## STATED GOAL
Identify and copy all lines of the material where the string "title" is found.

## ENTRIES PROVIDED
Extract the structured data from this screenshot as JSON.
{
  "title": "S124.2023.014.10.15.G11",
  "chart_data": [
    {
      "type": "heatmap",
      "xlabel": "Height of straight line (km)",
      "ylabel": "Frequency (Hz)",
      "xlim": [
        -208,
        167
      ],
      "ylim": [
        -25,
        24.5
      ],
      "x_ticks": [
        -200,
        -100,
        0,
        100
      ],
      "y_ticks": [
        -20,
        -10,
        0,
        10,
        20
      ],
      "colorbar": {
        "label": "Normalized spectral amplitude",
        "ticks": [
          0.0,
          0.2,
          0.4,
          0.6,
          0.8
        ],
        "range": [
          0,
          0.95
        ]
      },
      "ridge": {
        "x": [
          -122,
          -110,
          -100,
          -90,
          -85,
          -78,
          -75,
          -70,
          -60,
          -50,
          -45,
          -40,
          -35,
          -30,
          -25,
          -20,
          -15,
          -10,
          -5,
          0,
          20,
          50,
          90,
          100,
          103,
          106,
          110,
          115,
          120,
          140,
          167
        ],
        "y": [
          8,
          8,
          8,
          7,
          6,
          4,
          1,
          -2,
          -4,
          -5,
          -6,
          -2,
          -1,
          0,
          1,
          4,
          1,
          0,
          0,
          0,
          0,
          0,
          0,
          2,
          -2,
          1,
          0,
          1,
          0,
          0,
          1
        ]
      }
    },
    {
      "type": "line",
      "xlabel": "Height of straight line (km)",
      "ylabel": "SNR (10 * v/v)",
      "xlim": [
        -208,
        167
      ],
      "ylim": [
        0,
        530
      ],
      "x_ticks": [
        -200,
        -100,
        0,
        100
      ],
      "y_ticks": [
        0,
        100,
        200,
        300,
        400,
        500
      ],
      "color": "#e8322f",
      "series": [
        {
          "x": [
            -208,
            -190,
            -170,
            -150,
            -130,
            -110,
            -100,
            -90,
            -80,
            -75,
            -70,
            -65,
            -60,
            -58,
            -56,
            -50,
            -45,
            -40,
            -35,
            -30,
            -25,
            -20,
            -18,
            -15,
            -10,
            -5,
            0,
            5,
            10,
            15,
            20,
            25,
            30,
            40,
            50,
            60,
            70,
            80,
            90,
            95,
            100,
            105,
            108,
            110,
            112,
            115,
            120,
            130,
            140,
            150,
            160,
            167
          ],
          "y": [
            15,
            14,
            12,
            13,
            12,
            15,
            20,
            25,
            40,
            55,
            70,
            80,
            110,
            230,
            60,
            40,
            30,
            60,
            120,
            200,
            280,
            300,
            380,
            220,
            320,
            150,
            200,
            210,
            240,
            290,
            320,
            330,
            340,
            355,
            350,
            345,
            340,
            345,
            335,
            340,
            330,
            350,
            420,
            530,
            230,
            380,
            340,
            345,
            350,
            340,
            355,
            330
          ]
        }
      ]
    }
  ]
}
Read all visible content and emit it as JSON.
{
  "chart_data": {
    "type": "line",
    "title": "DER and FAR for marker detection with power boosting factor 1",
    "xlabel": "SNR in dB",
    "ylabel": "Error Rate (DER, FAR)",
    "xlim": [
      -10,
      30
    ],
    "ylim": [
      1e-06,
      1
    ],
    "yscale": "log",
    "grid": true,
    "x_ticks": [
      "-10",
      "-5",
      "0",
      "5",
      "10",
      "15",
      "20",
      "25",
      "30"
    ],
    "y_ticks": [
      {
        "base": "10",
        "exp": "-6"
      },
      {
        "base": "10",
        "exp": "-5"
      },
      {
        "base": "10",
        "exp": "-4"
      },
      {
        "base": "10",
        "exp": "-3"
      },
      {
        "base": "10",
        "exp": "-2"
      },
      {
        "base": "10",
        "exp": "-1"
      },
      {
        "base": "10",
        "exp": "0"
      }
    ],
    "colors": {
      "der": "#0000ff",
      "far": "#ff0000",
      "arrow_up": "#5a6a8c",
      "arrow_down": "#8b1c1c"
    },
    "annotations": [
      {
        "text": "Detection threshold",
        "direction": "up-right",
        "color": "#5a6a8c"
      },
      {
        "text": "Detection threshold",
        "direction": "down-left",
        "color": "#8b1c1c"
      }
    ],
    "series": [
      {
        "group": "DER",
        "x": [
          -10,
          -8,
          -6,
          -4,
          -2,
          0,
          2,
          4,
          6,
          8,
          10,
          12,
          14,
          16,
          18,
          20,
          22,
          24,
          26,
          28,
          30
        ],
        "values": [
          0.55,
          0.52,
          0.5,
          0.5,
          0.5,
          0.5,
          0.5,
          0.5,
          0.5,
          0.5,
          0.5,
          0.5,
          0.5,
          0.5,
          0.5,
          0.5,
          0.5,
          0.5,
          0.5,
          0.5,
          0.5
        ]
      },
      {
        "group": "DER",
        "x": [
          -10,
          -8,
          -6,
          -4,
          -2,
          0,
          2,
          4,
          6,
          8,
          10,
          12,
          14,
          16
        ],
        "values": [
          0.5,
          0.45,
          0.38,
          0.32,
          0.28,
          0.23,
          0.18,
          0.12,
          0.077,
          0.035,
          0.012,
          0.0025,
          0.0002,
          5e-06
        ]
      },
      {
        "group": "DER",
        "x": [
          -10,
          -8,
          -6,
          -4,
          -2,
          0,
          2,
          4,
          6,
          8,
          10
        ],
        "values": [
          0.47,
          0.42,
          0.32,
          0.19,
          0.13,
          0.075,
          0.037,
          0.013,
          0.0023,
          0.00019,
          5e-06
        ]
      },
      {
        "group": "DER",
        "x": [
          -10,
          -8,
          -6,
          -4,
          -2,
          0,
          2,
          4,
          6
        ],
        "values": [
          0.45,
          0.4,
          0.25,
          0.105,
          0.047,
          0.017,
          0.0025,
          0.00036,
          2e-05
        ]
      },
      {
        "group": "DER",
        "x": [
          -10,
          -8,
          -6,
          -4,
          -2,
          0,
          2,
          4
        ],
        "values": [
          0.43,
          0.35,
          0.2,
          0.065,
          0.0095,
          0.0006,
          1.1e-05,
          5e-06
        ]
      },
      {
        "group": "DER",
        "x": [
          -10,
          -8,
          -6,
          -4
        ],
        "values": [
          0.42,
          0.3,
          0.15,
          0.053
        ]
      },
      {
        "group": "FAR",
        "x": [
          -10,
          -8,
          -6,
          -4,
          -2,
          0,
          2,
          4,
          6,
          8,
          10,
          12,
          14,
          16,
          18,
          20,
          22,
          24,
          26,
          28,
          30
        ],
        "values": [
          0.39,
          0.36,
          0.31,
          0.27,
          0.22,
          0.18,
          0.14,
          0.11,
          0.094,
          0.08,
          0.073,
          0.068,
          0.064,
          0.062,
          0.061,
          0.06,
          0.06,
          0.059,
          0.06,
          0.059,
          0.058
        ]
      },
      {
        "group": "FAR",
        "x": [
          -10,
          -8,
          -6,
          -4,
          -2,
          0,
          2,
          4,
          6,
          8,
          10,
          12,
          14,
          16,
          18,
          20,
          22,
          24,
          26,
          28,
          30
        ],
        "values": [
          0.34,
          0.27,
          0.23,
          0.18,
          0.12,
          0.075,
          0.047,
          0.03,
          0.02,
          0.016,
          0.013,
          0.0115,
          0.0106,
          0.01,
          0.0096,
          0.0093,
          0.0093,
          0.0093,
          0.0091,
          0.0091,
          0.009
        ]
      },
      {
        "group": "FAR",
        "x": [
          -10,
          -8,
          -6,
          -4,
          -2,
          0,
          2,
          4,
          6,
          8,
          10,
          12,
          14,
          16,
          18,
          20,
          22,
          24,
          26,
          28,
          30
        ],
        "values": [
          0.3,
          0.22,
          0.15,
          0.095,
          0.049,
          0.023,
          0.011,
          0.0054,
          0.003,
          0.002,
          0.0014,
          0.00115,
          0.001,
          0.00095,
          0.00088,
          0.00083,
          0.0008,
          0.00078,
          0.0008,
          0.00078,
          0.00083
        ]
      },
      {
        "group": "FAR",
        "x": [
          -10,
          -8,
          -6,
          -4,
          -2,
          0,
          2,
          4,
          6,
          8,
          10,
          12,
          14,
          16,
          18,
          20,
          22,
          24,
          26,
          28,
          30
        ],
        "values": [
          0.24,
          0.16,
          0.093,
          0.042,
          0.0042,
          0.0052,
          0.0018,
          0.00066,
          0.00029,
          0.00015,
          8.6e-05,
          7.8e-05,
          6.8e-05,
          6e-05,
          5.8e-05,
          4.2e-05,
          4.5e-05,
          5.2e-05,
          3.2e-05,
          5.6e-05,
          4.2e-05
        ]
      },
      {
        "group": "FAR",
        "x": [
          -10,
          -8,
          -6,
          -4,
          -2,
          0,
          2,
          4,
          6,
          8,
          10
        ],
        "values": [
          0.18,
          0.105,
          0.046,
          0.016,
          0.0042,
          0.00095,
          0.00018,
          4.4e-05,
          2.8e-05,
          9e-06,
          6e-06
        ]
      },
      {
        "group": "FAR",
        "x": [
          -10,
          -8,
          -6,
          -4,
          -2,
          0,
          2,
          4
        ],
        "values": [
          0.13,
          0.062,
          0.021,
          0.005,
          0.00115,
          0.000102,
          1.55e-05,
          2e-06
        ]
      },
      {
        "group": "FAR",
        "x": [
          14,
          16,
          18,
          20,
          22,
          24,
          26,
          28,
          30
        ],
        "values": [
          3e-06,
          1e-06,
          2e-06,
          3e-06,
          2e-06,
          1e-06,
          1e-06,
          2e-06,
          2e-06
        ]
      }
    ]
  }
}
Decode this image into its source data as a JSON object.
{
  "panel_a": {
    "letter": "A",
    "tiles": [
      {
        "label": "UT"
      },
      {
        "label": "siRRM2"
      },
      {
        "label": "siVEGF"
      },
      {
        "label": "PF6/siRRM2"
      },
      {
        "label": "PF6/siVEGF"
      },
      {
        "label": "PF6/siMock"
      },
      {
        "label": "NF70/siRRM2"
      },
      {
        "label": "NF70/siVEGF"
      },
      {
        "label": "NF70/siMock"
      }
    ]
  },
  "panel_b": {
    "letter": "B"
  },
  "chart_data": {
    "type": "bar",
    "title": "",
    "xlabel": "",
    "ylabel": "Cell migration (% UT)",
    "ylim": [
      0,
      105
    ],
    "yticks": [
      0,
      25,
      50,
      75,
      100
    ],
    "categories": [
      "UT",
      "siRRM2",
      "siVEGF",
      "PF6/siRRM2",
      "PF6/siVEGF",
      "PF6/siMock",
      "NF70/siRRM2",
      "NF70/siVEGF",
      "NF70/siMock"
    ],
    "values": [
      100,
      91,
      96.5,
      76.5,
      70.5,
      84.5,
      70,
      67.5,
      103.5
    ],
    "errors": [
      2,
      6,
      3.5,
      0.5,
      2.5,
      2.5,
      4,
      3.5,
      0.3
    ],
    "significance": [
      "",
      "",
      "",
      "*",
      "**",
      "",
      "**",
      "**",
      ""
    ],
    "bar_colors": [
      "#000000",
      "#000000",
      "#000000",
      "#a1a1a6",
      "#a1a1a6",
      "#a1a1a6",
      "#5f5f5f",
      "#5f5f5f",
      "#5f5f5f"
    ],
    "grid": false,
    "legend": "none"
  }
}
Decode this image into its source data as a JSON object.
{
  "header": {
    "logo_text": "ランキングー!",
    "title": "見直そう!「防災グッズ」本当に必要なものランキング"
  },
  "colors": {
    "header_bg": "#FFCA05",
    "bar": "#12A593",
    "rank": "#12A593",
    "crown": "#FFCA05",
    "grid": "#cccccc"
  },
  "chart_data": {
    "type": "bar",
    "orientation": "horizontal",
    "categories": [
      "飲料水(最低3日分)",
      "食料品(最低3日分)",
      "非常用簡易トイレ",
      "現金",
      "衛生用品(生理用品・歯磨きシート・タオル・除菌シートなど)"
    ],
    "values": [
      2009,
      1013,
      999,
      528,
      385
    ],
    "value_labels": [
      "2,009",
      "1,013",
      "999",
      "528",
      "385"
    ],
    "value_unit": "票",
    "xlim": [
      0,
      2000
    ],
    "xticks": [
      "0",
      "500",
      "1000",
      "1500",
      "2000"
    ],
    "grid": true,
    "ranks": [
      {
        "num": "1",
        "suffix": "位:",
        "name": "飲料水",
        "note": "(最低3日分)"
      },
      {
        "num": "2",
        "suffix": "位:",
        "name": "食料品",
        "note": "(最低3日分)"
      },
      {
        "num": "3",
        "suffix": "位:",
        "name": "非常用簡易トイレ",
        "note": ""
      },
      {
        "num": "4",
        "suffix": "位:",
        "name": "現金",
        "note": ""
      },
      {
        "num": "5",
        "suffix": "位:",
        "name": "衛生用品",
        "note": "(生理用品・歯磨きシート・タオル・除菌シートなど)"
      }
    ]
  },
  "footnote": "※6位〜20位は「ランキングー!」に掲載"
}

## RESPONSE TO THIS EXERCISE
  "title": "S124.2023.014.10.15.G11",
    "title": "DER and FAR for marker detection with power boosting factor 1",
    "title": "",
    "title": "見直そう!「防災グッズ」本当に必要なものランキング"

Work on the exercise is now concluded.